* Data entries
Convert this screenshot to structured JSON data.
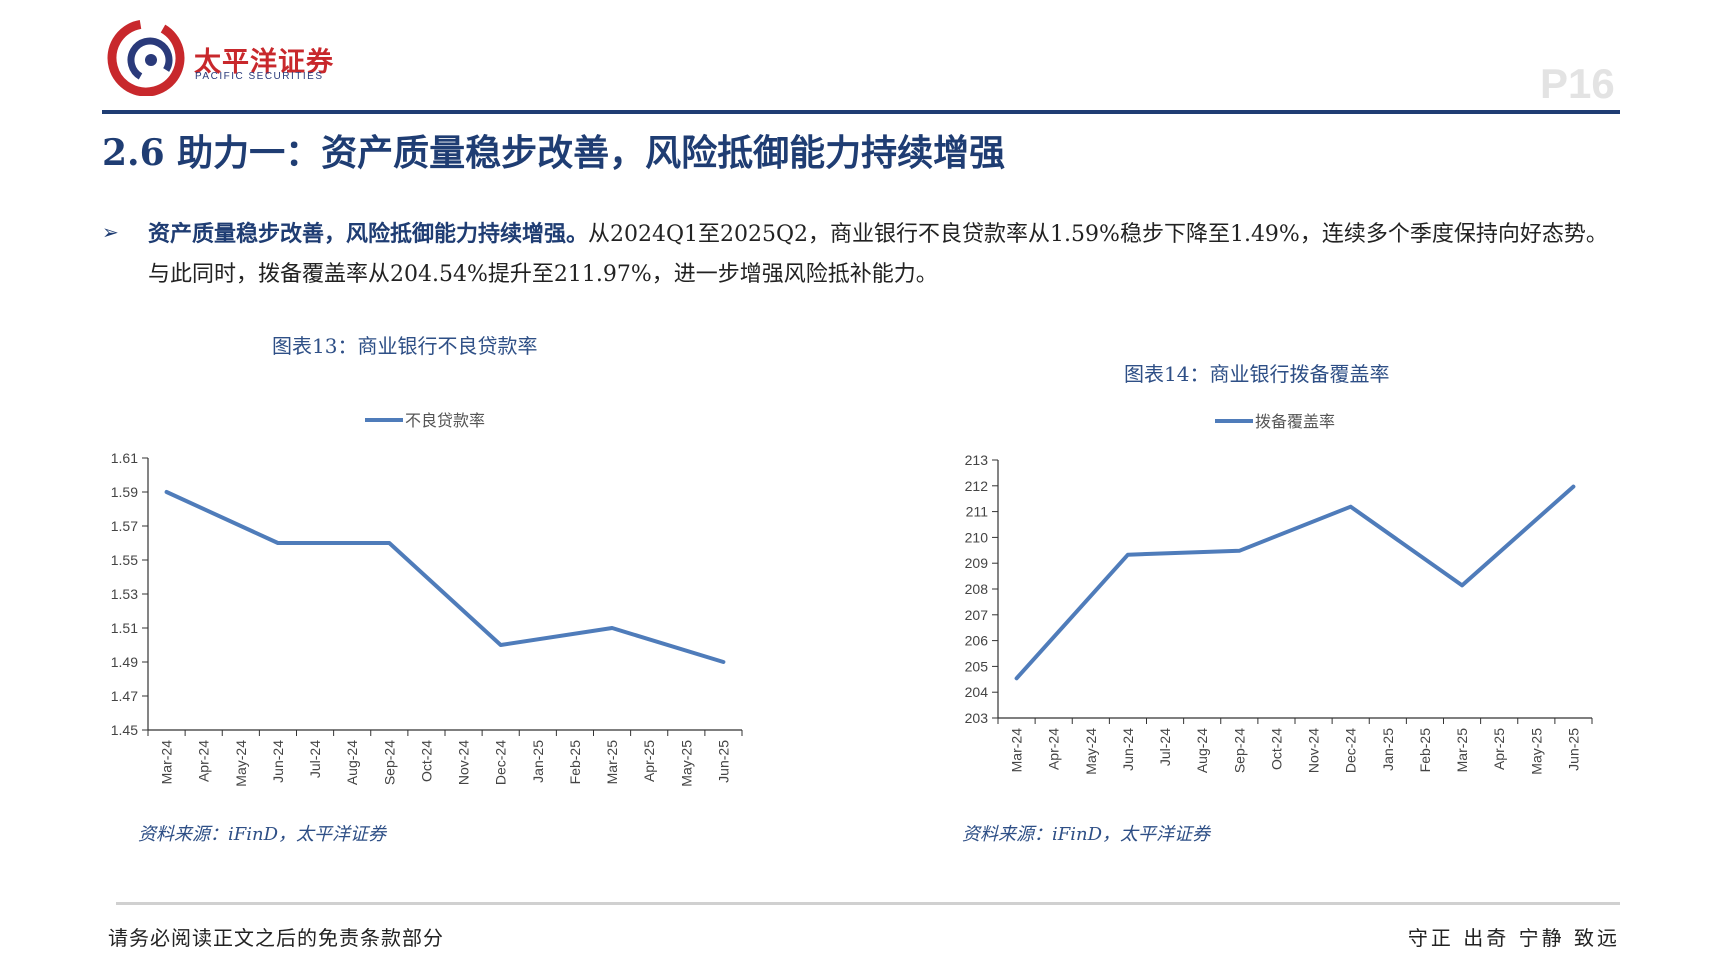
{
  "header": {
    "brand_cn": "太平洋证券",
    "brand_en": "PACIFIC SECURITIES",
    "page_number": "P16",
    "brand_color": "#c8282c",
    "accent_color": "#1f3d73"
  },
  "section_title": "2.6 助力一：资产质量稳步改善，风险抵御能力持续增强",
  "bullet_symbol": "➢",
  "paragraph": {
    "highlight": "资产质量稳步改善，风险抵御能力持续增强。",
    "text": "从2024Q1至2025Q2，商业银行不良贷款率从1.59%稳步下降至1.49%，连续多个季度保持向好态势。与此同时，拨备覆盖率从204.54%提升至211.97%，进一步增强风险抵补能力。"
  },
  "charts": {
    "left_title": "图表13：商业银行不良贷款率",
    "right_title": "图表14：商业银行拨备覆盖率",
    "left_source": "资料来源：iFinD，太平洋证券",
    "right_source": "资料来源：iFinD，太平洋证券"
  },
  "chart_data": [
    {
      "type": "line",
      "legend_position": "top",
      "grid": false,
      "categories": [
        "Mar-24",
        "Apr-24",
        "May-24",
        "Jun-24",
        "Jul-24",
        "Aug-24",
        "Sep-24",
        "Oct-24",
        "Nov-24",
        "Dec-24",
        "Jan-25",
        "Feb-25",
        "Mar-25",
        "Apr-25",
        "May-25",
        "Jun-25"
      ],
      "yticks": [
        "1.61",
        "1.59",
        "1.57",
        "1.55",
        "1.53",
        "1.51",
        "1.49",
        "1.47",
        "1.45"
      ],
      "ylim": [
        1.45,
        1.61
      ],
      "series": [
        {
          "name": "不良贷款率",
          "color": "#4f7cba",
          "points": [
            [
              0,
              1.59
            ],
            [
              3,
              1.56
            ],
            [
              6,
              1.56
            ],
            [
              9,
              1.5
            ],
            [
              12,
              1.51
            ],
            [
              15,
              1.49
            ]
          ]
        }
      ]
    },
    {
      "type": "line",
      "legend_position": "top",
      "grid": false,
      "categories": [
        "Mar-24",
        "Apr-24",
        "May-24",
        "Jun-24",
        "Jul-24",
        "Aug-24",
        "Sep-24",
        "Oct-24",
        "Nov-24",
        "Dec-24",
        "Jan-25",
        "Feb-25",
        "Mar-25",
        "Apr-25",
        "May-25",
        "Jun-25"
      ],
      "yticks": [
        "213",
        "212",
        "211",
        "210",
        "209",
        "208",
        "207",
        "206",
        "205",
        "204",
        "203"
      ],
      "ylim": [
        203,
        213
      ],
      "series": [
        {
          "name": "拨备覆盖率",
          "color": "#4f7cba",
          "points": [
            [
              0,
              204.54
            ],
            [
              3,
              209.33
            ],
            [
              6,
              209.48
            ],
            [
              9,
              211.19
            ],
            [
              12,
              208.14
            ],
            [
              15,
              211.97
            ]
          ]
        }
      ]
    }
  ],
  "footer": {
    "disclaimer": "请务必阅读正文之后的免责条款部分",
    "slogan": "守正 出奇 宁静 致远"
  }
}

* Short exercise
Print all entries exactly. The images do not belong in the copy.

* Result below
Convert this screenshot to structured JSON data.
{
  "header": {
    "brand_cn": "太平洋证券",
    "brand_en": "PACIFIC SECURITIES",
    "page_number": "P16",
    "brand_color": "#c8282c",
    "accent_color": "#1f3d73"
  },
  "section_title": "2.6 助力一：资产质量稳步改善，风险抵御能力持续增强",
  "bullet_symbol": "➢",
  "paragraph": {
    "highlight": "资产质量稳步改善，风险抵御能力持续增强。",
    "text": "从2024Q1至2025Q2，商业银行不良贷款率从1.59%稳步下降至1.49%，连续多个季度保持向好态势。与此同时，拨备覆盖率从204.54%提升至211.97%，进一步增强风险抵补能力。"
  },
  "charts": {
    "left_title": "图表13：商业银行不良贷款率",
    "right_title": "图表14：商业银行拨备覆盖率",
    "left_source": "资料来源：iFinD，太平洋证券",
    "right_source": "资料来源：iFinD，太平洋证券"
  },
  "chart_data": [
    {
      "type": "line",
      "legend_position": "top",
      "grid": false,
      "categories": [
        "Mar-24",
        "Apr-24",
        "May-24",
        "Jun-24",
        "Jul-24",
        "Aug-24",
        "Sep-24",
        "Oct-24",
        "Nov-24",
        "Dec-24",
        "Jan-25",
        "Feb-25",
        "Mar-25",
        "Apr-25",
        "May-25",
        "Jun-25"
      ],
      "yticks": [
        "1.61",
        "1.59",
        "1.57",
        "1.55",
        "1.53",
        "1.51",
        "1.49",
        "1.47",
        "1.45"
      ],
      "ylim": [
        1.45,
        1.61
      ],
      "series": [
        {
          "name": "不良贷款率",
          "color": "#4f7cba",
          "points": [
            [
              0,
              1.59
            ],
            [
              3,
              1.56
            ],
            [
              6,
              1.56
            ],
            [
              9,
              1.5
            ],
            [
              12,
              1.51
            ],
            [
              15,
              1.49
            ]
          ]
        }
      ]
    },
    {
      "type": "line",
      "legend_position": "top",
      "grid": false,
      "categories": [
        "Mar-24",
        "Apr-24",
        "May-24",
        "Jun-24",
        "Jul-24",
        "Aug-24",
        "Sep-24",
        "Oct-24",
        "Nov-24",
        "Dec-24",
        "Jan-25",
        "Feb-25",
        "Mar-25",
        "Apr-25",
        "May-25",
        "Jun-25"
      ],
      "yticks": [
        "213",
        "212",
        "211",
        "210",
        "209",
        "208",
        "207",
        "206",
        "205",
        "204",
        "203"
      ],
      "ylim": [
        203,
        213
      ],
      "series": [
        {
          "name": "拨备覆盖率",
          "color": "#4f7cba",
          "points": [
            [
              0,
              204.54
            ],
            [
              3,
              209.33
            ],
            [
              6,
              209.48
            ],
            [
              9,
              211.19
            ],
            [
              12,
              208.14
            ],
            [
              15,
              211.97
            ]
          ]
        }
      ]
    }
  ],
  "footer": {
    "disclaimer": "请务必阅读正文之后的免责条款部分",
    "slogan": "守正 出奇 宁静 致远"
  }
}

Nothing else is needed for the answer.